### Required task
Locate each line below that includes "Consistent" and reproduce it.

※

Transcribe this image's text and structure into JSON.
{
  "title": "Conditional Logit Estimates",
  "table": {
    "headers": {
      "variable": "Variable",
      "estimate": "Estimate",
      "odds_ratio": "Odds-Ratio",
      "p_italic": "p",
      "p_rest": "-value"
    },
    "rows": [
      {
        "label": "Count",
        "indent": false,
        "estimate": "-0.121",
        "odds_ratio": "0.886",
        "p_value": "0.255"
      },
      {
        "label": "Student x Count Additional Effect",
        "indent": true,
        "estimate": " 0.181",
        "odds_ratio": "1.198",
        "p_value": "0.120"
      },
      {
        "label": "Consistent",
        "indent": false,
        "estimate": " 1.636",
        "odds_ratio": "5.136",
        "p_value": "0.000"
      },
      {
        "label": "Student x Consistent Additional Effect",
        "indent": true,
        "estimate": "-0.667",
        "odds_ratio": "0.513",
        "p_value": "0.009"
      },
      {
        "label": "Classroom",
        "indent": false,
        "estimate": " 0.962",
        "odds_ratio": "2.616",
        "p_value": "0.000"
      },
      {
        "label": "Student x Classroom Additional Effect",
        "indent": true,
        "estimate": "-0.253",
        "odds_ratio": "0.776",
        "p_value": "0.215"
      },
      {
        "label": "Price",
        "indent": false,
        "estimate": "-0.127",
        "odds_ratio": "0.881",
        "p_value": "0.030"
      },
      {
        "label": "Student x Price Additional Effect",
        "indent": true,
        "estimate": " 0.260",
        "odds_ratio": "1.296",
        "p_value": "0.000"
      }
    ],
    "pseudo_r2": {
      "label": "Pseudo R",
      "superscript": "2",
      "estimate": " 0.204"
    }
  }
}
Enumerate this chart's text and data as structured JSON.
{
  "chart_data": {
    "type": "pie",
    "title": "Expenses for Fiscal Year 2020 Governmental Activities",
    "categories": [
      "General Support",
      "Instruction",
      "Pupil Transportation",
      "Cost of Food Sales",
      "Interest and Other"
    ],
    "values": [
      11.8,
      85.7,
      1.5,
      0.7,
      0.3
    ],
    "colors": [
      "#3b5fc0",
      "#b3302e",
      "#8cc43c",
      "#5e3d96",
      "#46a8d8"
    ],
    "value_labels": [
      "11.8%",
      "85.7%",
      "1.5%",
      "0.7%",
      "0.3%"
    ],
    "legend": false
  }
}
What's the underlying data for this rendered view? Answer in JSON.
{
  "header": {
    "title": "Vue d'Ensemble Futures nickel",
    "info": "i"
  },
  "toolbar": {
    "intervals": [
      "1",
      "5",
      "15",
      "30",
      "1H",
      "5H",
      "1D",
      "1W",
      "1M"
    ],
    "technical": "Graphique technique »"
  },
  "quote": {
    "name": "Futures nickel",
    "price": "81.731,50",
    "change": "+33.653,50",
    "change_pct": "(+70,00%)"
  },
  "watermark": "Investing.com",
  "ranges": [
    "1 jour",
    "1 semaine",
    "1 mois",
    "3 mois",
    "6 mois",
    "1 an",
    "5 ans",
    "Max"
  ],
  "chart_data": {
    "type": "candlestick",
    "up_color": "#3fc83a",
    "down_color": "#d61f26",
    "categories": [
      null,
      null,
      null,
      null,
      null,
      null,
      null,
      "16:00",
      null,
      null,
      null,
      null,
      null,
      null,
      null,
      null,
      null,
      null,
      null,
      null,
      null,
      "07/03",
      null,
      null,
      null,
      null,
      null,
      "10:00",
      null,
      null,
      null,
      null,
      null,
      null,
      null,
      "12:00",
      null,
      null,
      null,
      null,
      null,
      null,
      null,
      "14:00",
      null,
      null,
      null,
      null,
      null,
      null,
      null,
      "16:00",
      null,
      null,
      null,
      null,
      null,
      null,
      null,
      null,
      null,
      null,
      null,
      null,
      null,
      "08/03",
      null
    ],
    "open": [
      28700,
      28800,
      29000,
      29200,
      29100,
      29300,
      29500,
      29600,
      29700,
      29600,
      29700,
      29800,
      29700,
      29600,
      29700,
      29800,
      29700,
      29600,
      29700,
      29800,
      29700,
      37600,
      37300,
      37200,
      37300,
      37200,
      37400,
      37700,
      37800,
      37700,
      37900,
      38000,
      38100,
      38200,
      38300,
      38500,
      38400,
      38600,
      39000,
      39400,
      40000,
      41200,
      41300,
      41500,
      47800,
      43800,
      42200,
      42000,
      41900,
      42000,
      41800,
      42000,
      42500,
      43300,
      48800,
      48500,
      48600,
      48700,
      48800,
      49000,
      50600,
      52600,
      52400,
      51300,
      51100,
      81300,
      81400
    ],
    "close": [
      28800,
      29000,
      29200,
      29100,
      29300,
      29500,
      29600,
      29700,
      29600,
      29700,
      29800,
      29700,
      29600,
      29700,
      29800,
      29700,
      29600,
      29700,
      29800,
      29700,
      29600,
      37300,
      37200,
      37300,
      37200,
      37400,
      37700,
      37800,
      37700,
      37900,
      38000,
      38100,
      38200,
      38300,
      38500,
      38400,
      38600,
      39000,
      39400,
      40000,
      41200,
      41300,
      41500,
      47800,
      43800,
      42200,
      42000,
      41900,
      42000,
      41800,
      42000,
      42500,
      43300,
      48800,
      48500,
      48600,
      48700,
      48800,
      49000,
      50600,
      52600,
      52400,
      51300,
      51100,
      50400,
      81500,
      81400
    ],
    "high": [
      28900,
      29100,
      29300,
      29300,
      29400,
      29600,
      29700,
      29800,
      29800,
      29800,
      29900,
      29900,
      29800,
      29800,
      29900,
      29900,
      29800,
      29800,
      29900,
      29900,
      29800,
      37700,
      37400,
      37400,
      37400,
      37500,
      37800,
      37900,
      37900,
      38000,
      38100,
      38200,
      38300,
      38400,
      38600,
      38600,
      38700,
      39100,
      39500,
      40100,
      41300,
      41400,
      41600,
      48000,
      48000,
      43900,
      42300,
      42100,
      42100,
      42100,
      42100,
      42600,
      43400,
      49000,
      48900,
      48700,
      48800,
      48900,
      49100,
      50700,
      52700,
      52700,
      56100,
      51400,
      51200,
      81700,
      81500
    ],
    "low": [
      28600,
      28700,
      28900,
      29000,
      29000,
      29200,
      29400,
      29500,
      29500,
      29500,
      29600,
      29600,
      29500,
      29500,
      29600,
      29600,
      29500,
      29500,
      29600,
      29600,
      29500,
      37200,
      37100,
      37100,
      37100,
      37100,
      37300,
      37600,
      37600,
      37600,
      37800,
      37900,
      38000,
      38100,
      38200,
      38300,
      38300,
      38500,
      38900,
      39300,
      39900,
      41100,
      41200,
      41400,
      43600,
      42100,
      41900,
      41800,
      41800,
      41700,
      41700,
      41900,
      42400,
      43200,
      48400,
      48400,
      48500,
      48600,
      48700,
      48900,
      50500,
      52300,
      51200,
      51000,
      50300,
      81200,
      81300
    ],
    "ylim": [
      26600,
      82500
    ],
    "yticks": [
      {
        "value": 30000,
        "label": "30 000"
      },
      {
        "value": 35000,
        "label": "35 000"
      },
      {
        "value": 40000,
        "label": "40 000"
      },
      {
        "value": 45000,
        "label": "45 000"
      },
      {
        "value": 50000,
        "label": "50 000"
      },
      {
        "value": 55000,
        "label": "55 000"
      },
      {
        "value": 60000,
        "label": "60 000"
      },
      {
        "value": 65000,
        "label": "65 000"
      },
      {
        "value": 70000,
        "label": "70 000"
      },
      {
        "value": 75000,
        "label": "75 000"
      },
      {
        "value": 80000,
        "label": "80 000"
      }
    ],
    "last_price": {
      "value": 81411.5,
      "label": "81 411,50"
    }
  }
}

※

### Response to the task
        "label": "Consistent",
        "label": "Student x Consistent Additional Effect",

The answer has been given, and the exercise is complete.